### [What the exercise asks]
In the entries below, find every line with "Throughput" and copy it.

### [Records for this exercise]
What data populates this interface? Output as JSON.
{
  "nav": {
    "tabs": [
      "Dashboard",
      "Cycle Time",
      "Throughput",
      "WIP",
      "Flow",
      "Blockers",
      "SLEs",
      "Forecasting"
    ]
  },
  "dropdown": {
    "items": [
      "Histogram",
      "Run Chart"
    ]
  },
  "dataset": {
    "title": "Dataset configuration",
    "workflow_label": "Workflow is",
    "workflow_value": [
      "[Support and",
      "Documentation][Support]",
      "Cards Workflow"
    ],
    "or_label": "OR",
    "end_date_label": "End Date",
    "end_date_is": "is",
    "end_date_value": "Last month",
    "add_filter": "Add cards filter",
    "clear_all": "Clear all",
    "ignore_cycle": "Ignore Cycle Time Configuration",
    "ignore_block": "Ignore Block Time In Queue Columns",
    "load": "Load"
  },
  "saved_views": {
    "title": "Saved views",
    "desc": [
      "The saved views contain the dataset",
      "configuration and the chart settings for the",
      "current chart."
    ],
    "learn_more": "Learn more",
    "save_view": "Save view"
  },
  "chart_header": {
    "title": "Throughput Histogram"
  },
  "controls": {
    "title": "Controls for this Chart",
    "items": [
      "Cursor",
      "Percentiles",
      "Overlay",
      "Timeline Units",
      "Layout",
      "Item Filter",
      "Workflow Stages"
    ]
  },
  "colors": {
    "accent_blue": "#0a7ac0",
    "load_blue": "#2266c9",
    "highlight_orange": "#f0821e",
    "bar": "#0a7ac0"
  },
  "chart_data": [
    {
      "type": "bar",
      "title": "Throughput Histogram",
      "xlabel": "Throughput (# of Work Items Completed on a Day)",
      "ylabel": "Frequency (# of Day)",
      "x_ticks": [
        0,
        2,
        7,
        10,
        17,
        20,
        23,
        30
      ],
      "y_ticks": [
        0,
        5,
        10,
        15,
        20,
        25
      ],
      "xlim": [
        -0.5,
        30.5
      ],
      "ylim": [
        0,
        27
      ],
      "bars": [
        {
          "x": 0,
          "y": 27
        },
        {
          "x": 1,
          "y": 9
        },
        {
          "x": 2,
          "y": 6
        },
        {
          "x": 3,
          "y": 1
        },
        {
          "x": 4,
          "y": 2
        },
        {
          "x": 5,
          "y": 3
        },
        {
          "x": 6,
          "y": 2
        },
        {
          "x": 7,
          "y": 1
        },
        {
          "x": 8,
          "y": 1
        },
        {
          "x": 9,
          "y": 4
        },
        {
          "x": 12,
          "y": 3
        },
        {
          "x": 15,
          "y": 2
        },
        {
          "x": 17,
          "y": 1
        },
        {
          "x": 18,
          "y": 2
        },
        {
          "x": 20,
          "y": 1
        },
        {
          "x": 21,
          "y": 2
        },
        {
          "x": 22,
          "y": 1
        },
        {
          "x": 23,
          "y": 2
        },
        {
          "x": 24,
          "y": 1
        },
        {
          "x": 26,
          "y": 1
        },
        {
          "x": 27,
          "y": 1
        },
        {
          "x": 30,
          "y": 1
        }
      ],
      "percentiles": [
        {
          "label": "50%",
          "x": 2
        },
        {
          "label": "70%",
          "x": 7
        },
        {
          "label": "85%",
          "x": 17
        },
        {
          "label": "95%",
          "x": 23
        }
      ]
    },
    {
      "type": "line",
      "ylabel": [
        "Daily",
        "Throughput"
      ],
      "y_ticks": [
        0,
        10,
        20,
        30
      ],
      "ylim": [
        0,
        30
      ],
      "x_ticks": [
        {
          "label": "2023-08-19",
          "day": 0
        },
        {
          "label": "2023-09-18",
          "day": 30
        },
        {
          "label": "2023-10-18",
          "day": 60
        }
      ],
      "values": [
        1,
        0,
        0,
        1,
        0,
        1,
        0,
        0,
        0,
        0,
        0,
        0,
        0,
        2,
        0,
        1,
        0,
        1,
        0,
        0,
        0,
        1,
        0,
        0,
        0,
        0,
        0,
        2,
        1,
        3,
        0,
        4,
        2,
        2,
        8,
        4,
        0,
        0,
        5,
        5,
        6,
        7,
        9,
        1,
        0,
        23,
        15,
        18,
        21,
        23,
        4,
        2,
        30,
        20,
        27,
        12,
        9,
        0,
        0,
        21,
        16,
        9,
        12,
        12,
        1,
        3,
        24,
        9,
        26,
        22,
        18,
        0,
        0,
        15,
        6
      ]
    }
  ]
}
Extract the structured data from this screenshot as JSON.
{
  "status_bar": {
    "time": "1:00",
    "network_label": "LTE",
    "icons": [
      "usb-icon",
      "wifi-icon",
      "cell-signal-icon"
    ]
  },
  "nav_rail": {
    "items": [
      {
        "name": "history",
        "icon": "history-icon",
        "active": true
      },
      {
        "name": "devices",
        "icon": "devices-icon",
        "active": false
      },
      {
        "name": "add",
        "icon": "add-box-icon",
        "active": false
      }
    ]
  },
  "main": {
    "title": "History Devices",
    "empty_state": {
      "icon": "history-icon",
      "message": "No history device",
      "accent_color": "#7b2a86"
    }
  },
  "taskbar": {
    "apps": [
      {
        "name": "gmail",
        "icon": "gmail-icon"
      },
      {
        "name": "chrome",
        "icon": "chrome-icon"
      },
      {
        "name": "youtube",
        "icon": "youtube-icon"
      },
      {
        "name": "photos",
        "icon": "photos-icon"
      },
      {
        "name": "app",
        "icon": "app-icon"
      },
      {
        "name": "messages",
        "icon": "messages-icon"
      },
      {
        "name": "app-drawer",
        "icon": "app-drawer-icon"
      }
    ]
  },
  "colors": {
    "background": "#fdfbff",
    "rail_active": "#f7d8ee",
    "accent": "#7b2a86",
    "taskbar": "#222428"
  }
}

### [Full response]
      "Throughput",
    "title": "Throughput Histogram"
      "title": "Throughput Histogram",
      "xlabel": "Throughput (# of Work Items Completed on a Day)",
        "Throughput"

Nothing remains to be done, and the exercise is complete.